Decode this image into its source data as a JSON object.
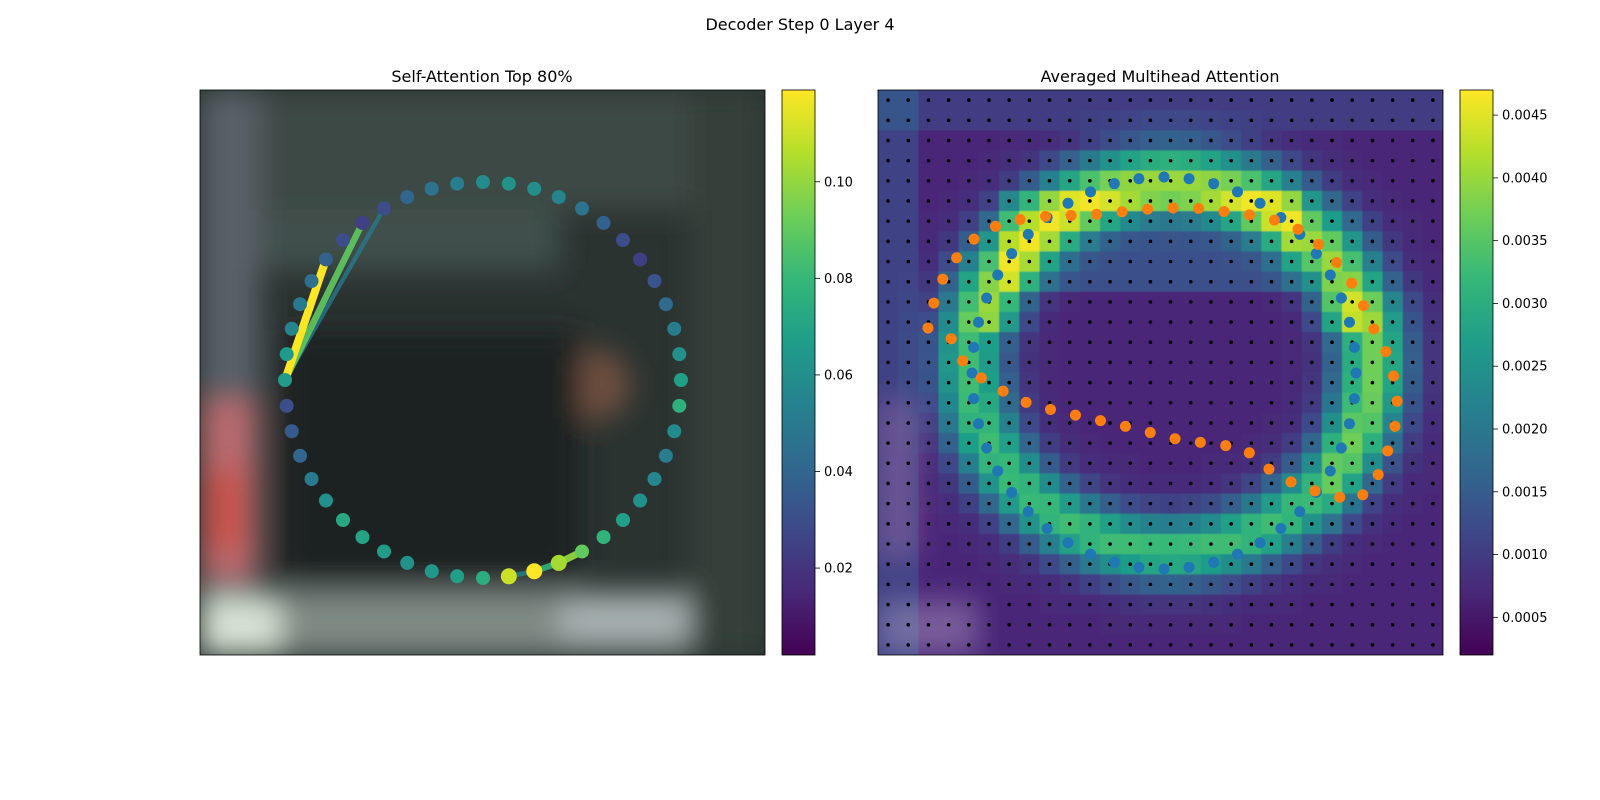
{
  "figure_title": "Decoder Step 0 Layer 4",
  "colors": {
    "viridis": [
      "#440154",
      "#482878",
      "#3e4989",
      "#31688e",
      "#26828e",
      "#1f9e89",
      "#35b779",
      "#6ece58",
      "#b5de2b",
      "#fde725"
    ],
    "points_query": "#1f77b4",
    "points_pred": "#ff7f0e",
    "grid_dots": "#000000",
    "image_base": "#2b3331"
  },
  "chart_data": [
    {
      "type": "scatter",
      "title": "Self-Attention Top 80%",
      "background": "blurred photo (street scene)",
      "colorbar": {
        "min": 0.002,
        "max": 0.119,
        "ticks": [
          0.02,
          0.04,
          0.06,
          0.08,
          0.1
        ],
        "tick_labels": [
          "0.02",
          "0.04",
          "0.06",
          "0.08",
          "0.10"
        ],
        "colormap": "viridis"
      },
      "point_count": 48,
      "point_values": [
        0.066,
        0.065,
        0.055,
        0.05,
        0.045,
        0.038,
        0.03,
        0.025,
        0.03,
        0.04,
        0.047,
        0.052,
        0.058,
        0.062,
        0.06,
        0.055,
        0.047,
        0.038,
        0.03,
        0.024,
        0.032,
        0.042,
        0.051,
        0.061,
        0.068,
        0.076,
        0.058,
        0.052,
        0.056,
        0.061,
        0.068,
        0.078,
        0.09,
        0.103,
        0.119,
        0.11,
        0.075,
        0.068,
        0.064,
        0.062,
        0.066,
        0.07,
        0.072,
        0.061,
        0.05,
        0.04,
        0.035,
        0.03
      ],
      "highlight_index": 0,
      "edges": [
        {
          "from": 0,
          "to": 5,
          "value": 0.119
        },
        {
          "from": 0,
          "to": 7,
          "value": 0.09
        },
        {
          "from": 0,
          "to": 8,
          "value": 0.05
        },
        {
          "from": 32,
          "to": 33,
          "value": 0.1
        },
        {
          "from": 33,
          "to": 34,
          "value": 0.08
        },
        {
          "from": 34,
          "to": 35,
          "value": 0.055
        }
      ]
    },
    {
      "type": "heatmap",
      "title": "Averaged Multihead Attention",
      "background": "attention heatmap overlaid on blurred photo",
      "colorbar": {
        "min": 0.0002,
        "max": 0.0047,
        "ticks": [
          0.0005,
          0.001,
          0.0015,
          0.002,
          0.0025,
          0.003,
          0.0035,
          0.004,
          0.0045
        ],
        "tick_labels": [
          "0.0005",
          "0.0010",
          "0.0015",
          "0.0020",
          "0.0025",
          "0.0030",
          "0.0035",
          "0.0040",
          "0.0045"
        ],
        "colormap": "viridis"
      },
      "grid": {
        "rows": 28,
        "cols": 28
      },
      "series": [
        {
          "color": "#1f77b4",
          "shape": "circle of points",
          "count": 48
        },
        {
          "color": "#ff7f0e",
          "shape": "predicted contour",
          "count": 48
        }
      ]
    }
  ]
}
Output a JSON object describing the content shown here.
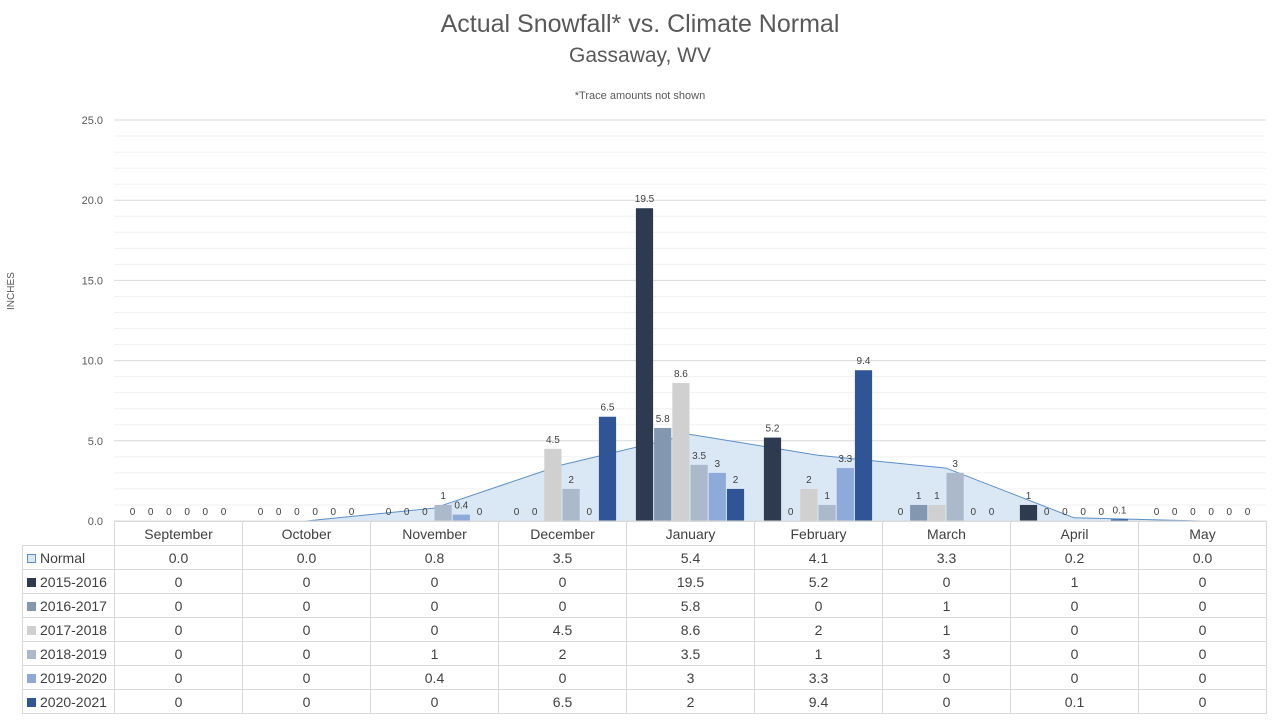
{
  "chart_data": {
    "type": "bar",
    "title": "Actual Snowfall* vs. Climate Normal",
    "subtitle": "Gassaway, WV",
    "note": "*Trace amounts not shown",
    "ylabel": "INCHES",
    "ylim": [
      0,
      25
    ],
    "yticks": [
      "0.0",
      "5.0",
      "10.0",
      "15.0",
      "20.0",
      "25.0"
    ],
    "grid": true,
    "categories": [
      "September",
      "October",
      "November",
      "December",
      "January",
      "February",
      "March",
      "April",
      "May"
    ],
    "area": {
      "name": "Normal",
      "color": "#dae8f5",
      "line_color": "#5b8fc7",
      "values": [
        0.0,
        0.0,
        0.8,
        3.5,
        5.4,
        4.1,
        3.3,
        0.2,
        0.0
      ],
      "display": [
        "0.0",
        "0.0",
        "0.8",
        "3.5",
        "5.4",
        "4.1",
        "3.3",
        "0.2",
        "0.0"
      ]
    },
    "series": [
      {
        "name": "2015-2016",
        "color": "#2e3a50",
        "values": [
          0,
          0,
          0,
          0,
          19.5,
          5.2,
          0,
          1,
          0
        ],
        "display": [
          "0",
          "0",
          "0",
          "0",
          "19.5",
          "5.2",
          "0",
          "1",
          "0"
        ]
      },
      {
        "name": "2016-2017",
        "color": "#8497b0",
        "values": [
          0,
          0,
          0,
          0,
          5.8,
          0,
          1,
          0,
          0
        ],
        "display": [
          "0",
          "0",
          "0",
          "0",
          "5.8",
          "0",
          "1",
          "0",
          "0"
        ]
      },
      {
        "name": "2017-2018",
        "color": "#d0d0d0",
        "values": [
          0,
          0,
          0,
          4.5,
          8.6,
          2,
          1,
          0,
          0
        ],
        "display": [
          "0",
          "0",
          "0",
          "4.5",
          "8.6",
          "2",
          "1",
          "0",
          "0"
        ]
      },
      {
        "name": "2018-2019",
        "color": "#acb9ca",
        "values": [
          0,
          0,
          1,
          2,
          3.5,
          1,
          3,
          0,
          0
        ],
        "display": [
          "0",
          "0",
          "1",
          "2",
          "3.5",
          "1",
          "3",
          "0",
          "0"
        ]
      },
      {
        "name": "2019-2020",
        "color": "#8eaadb",
        "values": [
          0,
          0,
          0.4,
          0,
          3,
          3.3,
          0,
          0,
          0
        ],
        "display": [
          "0",
          "0",
          "0.4",
          "0",
          "3",
          "3.3",
          "0",
          "0",
          "0"
        ]
      },
      {
        "name": "2020-2021",
        "color": "#2f5597",
        "values": [
          0,
          0,
          0,
          6.5,
          2,
          9.4,
          0,
          0.1,
          0
        ],
        "display": [
          "0",
          "0",
          "0",
          "6.5",
          "2",
          "9.4",
          "0",
          "0.1",
          "0"
        ]
      }
    ]
  }
}
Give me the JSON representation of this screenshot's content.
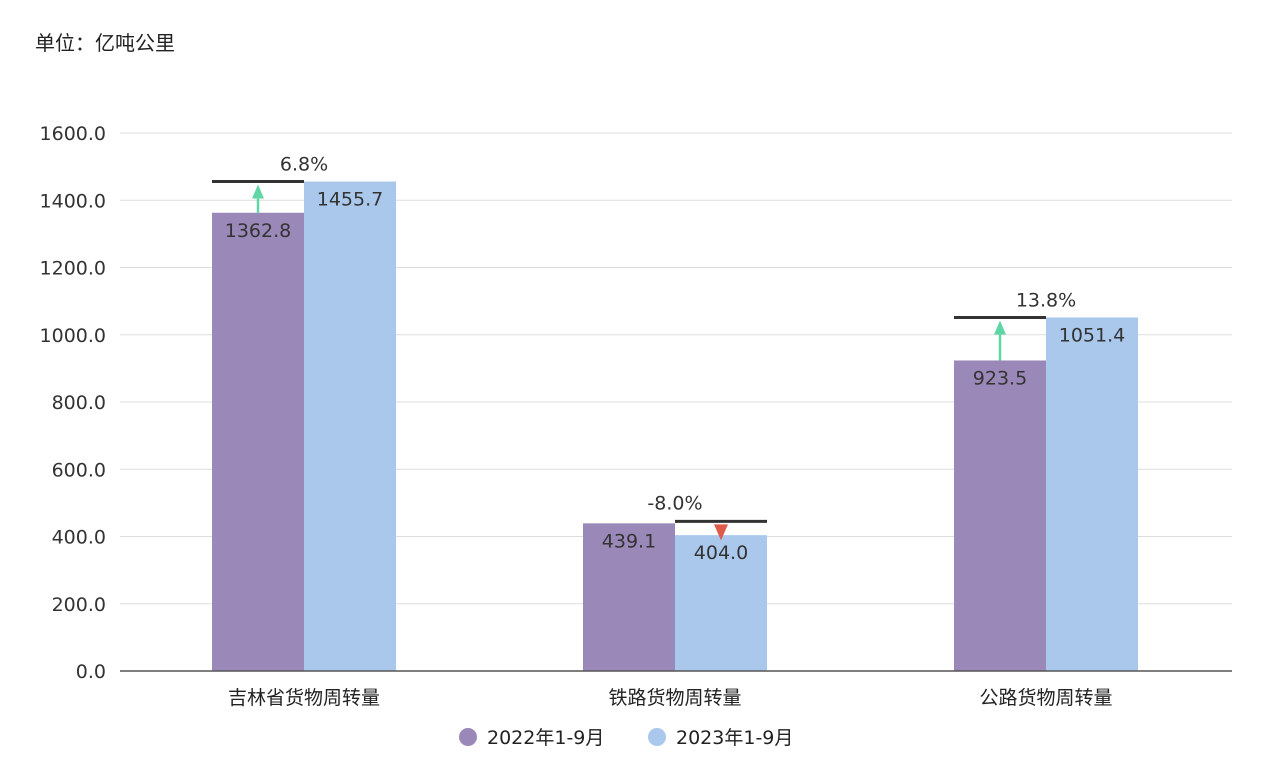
{
  "unit_label": "单位：亿吨公里",
  "colors": {
    "series_2022": "#9a88b8",
    "series_2023": "#a9c8ec",
    "arrow_up": "#5ed6a6",
    "arrow_down": "#e05a4a",
    "grid": "#dddddd",
    "axis": "#555555",
    "text": "#333333"
  },
  "chart_data": {
    "type": "bar",
    "title": "",
    "xlabel": "",
    "ylabel": "",
    "ylim": [
      0,
      1600
    ],
    "yticks": [
      "0.0",
      "200.0",
      "400.0",
      "600.0",
      "800.0",
      "1000.0",
      "1200.0",
      "1400.0",
      "1600.0"
    ],
    "grid": true,
    "legend_position": "bottom-center",
    "categories": [
      "吉林省货物周转量",
      "铁路货物周转量",
      "公路货物周转量"
    ],
    "series": [
      {
        "name": "2022年1-9月",
        "values": [
          1362.8,
          439.1,
          923.5
        ],
        "labels": [
          "1362.8",
          "439.1",
          "923.5"
        ]
      },
      {
        "name": "2023年1-9月",
        "values": [
          1455.7,
          404.0,
          1051.4
        ],
        "labels": [
          "1455.7",
          "404.0",
          "1051.4"
        ]
      }
    ],
    "annotations": [
      {
        "category": "吉林省货物周转量",
        "text": "6.8%",
        "direction": "up"
      },
      {
        "category": "铁路货物周转量",
        "text": "-8.0%",
        "direction": "down"
      },
      {
        "category": "公路货物周转量",
        "text": "13.8%",
        "direction": "up"
      }
    ]
  }
}
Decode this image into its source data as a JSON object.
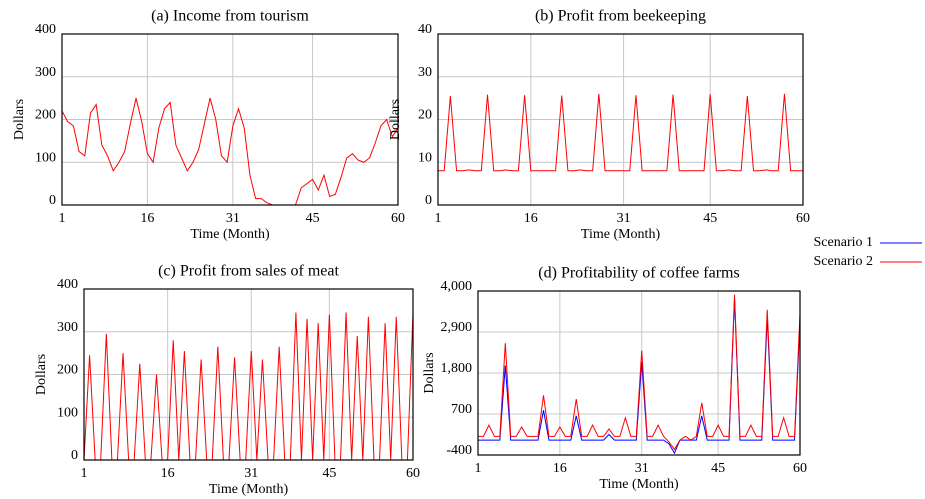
---
Across the data, tally the lines containing "photo" and give back the number alone.

2